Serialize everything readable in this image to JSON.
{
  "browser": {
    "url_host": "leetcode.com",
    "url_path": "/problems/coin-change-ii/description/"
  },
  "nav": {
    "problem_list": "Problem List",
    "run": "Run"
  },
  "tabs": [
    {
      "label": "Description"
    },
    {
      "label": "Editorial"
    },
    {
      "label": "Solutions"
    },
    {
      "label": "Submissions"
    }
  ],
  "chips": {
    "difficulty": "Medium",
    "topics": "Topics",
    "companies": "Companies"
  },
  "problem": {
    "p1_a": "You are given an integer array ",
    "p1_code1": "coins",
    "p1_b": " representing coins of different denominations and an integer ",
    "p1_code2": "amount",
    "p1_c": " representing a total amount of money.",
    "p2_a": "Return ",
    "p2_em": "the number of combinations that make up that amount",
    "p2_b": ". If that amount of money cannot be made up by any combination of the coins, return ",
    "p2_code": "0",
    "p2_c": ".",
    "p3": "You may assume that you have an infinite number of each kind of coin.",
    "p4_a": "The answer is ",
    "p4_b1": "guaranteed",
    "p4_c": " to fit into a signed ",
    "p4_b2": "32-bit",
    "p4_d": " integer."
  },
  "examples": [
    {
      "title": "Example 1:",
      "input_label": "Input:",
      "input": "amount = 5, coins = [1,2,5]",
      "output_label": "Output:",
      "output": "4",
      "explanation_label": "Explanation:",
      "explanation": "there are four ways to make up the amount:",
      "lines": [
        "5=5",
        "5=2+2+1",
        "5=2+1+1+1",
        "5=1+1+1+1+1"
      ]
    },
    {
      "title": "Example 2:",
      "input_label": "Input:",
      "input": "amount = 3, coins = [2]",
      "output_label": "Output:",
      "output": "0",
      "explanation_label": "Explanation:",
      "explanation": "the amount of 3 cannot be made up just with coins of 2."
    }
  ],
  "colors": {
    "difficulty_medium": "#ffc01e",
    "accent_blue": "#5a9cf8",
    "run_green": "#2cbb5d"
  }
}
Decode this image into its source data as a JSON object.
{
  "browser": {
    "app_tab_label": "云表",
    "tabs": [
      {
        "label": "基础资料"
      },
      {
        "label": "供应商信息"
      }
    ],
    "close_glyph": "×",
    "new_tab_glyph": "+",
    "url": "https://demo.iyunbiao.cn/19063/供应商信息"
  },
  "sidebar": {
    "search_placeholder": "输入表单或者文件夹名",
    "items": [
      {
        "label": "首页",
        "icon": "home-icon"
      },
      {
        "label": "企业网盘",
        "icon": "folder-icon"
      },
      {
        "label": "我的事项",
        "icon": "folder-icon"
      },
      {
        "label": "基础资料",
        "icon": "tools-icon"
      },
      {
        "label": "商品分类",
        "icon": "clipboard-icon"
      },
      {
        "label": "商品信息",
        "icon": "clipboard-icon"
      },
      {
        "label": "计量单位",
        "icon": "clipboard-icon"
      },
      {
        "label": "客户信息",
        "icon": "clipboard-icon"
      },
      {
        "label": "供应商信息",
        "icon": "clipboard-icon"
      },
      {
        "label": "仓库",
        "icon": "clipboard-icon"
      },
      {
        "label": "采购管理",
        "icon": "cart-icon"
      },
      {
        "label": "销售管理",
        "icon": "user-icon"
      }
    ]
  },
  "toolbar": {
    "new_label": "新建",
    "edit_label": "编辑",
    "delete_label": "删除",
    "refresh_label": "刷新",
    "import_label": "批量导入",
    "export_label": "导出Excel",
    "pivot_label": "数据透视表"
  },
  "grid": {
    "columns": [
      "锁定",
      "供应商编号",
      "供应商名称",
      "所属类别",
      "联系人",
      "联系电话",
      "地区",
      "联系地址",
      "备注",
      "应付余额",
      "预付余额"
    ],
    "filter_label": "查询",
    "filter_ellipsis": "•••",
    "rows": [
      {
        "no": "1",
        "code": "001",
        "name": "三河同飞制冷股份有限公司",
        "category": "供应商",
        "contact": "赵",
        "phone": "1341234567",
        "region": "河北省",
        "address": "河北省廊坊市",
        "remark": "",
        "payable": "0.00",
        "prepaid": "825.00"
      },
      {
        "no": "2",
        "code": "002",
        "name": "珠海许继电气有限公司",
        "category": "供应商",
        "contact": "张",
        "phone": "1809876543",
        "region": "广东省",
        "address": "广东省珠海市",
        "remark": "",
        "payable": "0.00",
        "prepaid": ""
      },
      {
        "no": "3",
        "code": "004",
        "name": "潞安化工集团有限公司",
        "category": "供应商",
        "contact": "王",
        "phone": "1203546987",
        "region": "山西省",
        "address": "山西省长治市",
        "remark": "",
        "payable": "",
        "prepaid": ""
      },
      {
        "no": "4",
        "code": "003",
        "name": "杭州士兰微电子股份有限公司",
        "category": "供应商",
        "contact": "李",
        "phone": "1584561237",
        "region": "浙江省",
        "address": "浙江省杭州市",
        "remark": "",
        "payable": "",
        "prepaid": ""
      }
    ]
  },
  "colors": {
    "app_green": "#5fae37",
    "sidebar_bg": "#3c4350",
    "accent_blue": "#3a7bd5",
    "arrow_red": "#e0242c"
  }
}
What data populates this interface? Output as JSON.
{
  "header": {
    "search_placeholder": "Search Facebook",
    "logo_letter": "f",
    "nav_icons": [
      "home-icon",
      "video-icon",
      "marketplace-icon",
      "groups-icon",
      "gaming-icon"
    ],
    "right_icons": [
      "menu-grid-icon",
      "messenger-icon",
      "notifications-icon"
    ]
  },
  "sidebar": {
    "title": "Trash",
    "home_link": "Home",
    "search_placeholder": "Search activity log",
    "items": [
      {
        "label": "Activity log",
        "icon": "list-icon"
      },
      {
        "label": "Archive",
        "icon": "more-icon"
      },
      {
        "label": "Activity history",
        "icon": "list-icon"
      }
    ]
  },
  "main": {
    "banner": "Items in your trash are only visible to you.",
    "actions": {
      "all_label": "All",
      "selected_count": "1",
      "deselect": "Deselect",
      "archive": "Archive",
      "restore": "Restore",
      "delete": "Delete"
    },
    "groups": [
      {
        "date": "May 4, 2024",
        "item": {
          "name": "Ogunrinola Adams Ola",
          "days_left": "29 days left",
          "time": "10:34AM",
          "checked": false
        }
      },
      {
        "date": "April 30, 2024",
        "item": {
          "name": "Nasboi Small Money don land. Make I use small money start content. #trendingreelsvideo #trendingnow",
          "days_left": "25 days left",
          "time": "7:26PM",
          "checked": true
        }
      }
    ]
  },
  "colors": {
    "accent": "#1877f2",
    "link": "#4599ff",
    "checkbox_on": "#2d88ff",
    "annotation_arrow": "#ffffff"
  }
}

==*==

> _WHAT TO PRODUCE_: The answer is one number: how many lines of the material above contain "representing".

> _THE OUTPUT_: 2